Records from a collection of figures
· · · ·

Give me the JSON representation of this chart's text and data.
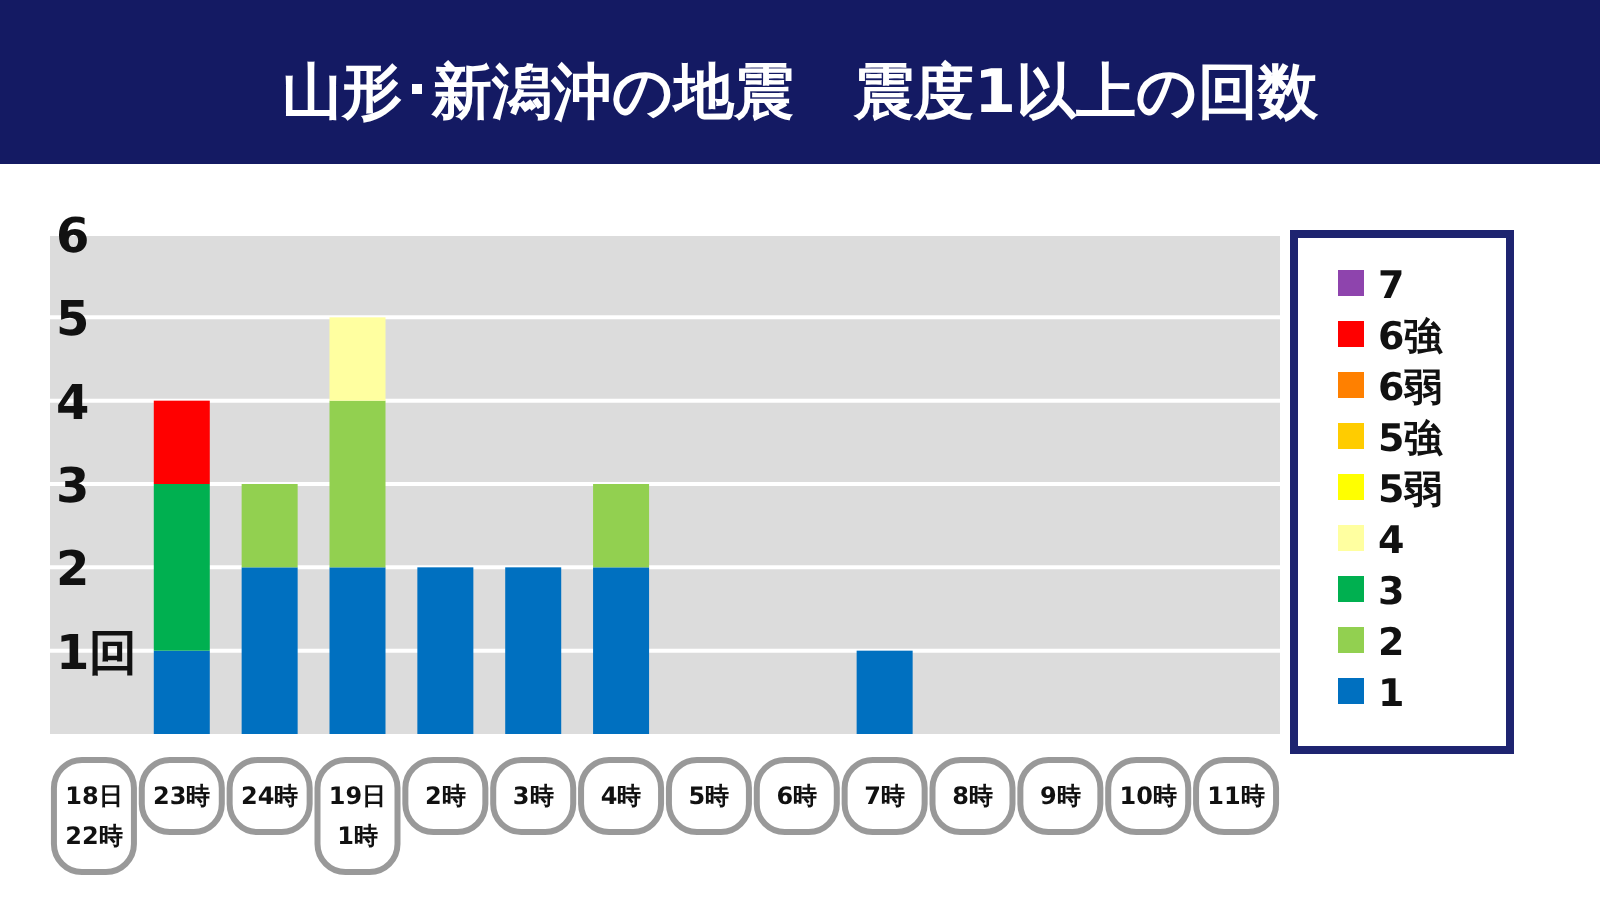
{
  "chart_data": {
    "type": "bar",
    "title": "山形･新潟沖の地震　震度1以上の回数",
    "stacked": true,
    "legend": "right",
    "grid": "y",
    "categories": [
      "18日\n22時",
      "23時",
      "24時",
      "19日\n1時",
      "2時",
      "3時",
      "4時",
      "5時",
      "6時",
      "7時",
      "8時",
      "9時",
      "10時",
      "11時"
    ],
    "ylim": [
      0,
      6
    ],
    "yticks": [
      {
        "value": 1,
        "label": "1回"
      },
      2,
      3,
      4,
      5,
      6
    ],
    "series": [
      {
        "name": "1",
        "color": "#0070c0",
        "values": [
          0,
          1,
          2,
          2,
          2,
          2,
          2,
          0,
          0,
          1,
          0,
          0,
          0,
          0
        ]
      },
      {
        "name": "2",
        "color": "#92d050",
        "values": [
          0,
          0,
          1,
          2,
          0,
          0,
          1,
          0,
          0,
          0,
          0,
          0,
          0,
          0
        ]
      },
      {
        "name": "3",
        "color": "#00b050",
        "values": [
          0,
          2,
          0,
          0,
          0,
          0,
          0,
          0,
          0,
          0,
          0,
          0,
          0,
          0
        ]
      },
      {
        "name": "4",
        "color": "#ffffa0",
        "values": [
          0,
          0,
          0,
          1,
          0,
          0,
          0,
          0,
          0,
          0,
          0,
          0,
          0,
          0
        ]
      },
      {
        "name": "5弱",
        "color": "#ffff00",
        "values": [
          0,
          0,
          0,
          0,
          0,
          0,
          0,
          0,
          0,
          0,
          0,
          0,
          0,
          0
        ]
      },
      {
        "name": "5強",
        "color": "#ffcc00",
        "values": [
          0,
          0,
          0,
          0,
          0,
          0,
          0,
          0,
          0,
          0,
          0,
          0,
          0,
          0
        ]
      },
      {
        "name": "6弱",
        "color": "#ff8000",
        "values": [
          0,
          0,
          0,
          0,
          0,
          0,
          0,
          0,
          0,
          0,
          0,
          0,
          0,
          0
        ]
      },
      {
        "name": "6強",
        "color": "#ff0000",
        "values": [
          0,
          1,
          0,
          0,
          0,
          0,
          0,
          0,
          0,
          0,
          0,
          0,
          0,
          0
        ]
      },
      {
        "name": "7",
        "color": "#8e44ad",
        "values": [
          0,
          0,
          0,
          0,
          0,
          0,
          0,
          0,
          0,
          0,
          0,
          0,
          0,
          0
        ]
      }
    ]
  }
}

· · · ·

## TASK INSTRUCTIONS:
Without the pictures, write out the whole listing above exactly as it appears.

## THE RESPONSE:
Give me the JSON representation of this chart's text and data.
{
  "chart_data": {
    "type": "bar",
    "title": "山形･新潟沖の地震　震度1以上の回数",
    "stacked": true,
    "legend": "right",
    "grid": "y",
    "categories": [
      "18日\n22時",
      "23時",
      "24時",
      "19日\n1時",
      "2時",
      "3時",
      "4時",
      "5時",
      "6時",
      "7時",
      "8時",
      "9時",
      "10時",
      "11時"
    ],
    "ylim": [
      0,
      6
    ],
    "yticks": [
      {
        "value": 1,
        "label": "1回"
      },
      2,
      3,
      4,
      5,
      6
    ],
    "series": [
      {
        "name": "1",
        "color": "#0070c0",
        "values": [
          0,
          1,
          2,
          2,
          2,
          2,
          2,
          0,
          0,
          1,
          0,
          0,
          0,
          0
        ]
      },
      {
        "name": "2",
        "color": "#92d050",
        "values": [
          0,
          0,
          1,
          2,
          0,
          0,
          1,
          0,
          0,
          0,
          0,
          0,
          0,
          0
        ]
      },
      {
        "name": "3",
        "color": "#00b050",
        "values": [
          0,
          2,
          0,
          0,
          0,
          0,
          0,
          0,
          0,
          0,
          0,
          0,
          0,
          0
        ]
      },
      {
        "name": "4",
        "color": "#ffffa0",
        "values": [
          0,
          0,
          0,
          1,
          0,
          0,
          0,
          0,
          0,
          0,
          0,
          0,
          0,
          0
        ]
      },
      {
        "name": "5弱",
        "color": "#ffff00",
        "values": [
          0,
          0,
          0,
          0,
          0,
          0,
          0,
          0,
          0,
          0,
          0,
          0,
          0,
          0
        ]
      },
      {
        "name": "5強",
        "color": "#ffcc00",
        "values": [
          0,
          0,
          0,
          0,
          0,
          0,
          0,
          0,
          0,
          0,
          0,
          0,
          0,
          0
        ]
      },
      {
        "name": "6弱",
        "color": "#ff8000",
        "values": [
          0,
          0,
          0,
          0,
          0,
          0,
          0,
          0,
          0,
          0,
          0,
          0,
          0,
          0
        ]
      },
      {
        "name": "6強",
        "color": "#ff0000",
        "values": [
          0,
          1,
          0,
          0,
          0,
          0,
          0,
          0,
          0,
          0,
          0,
          0,
          0,
          0
        ]
      },
      {
        "name": "7",
        "color": "#8e44ad",
        "values": [
          0,
          0,
          0,
          0,
          0,
          0,
          0,
          0,
          0,
          0,
          0,
          0,
          0,
          0
        ]
      }
    ]
  }
}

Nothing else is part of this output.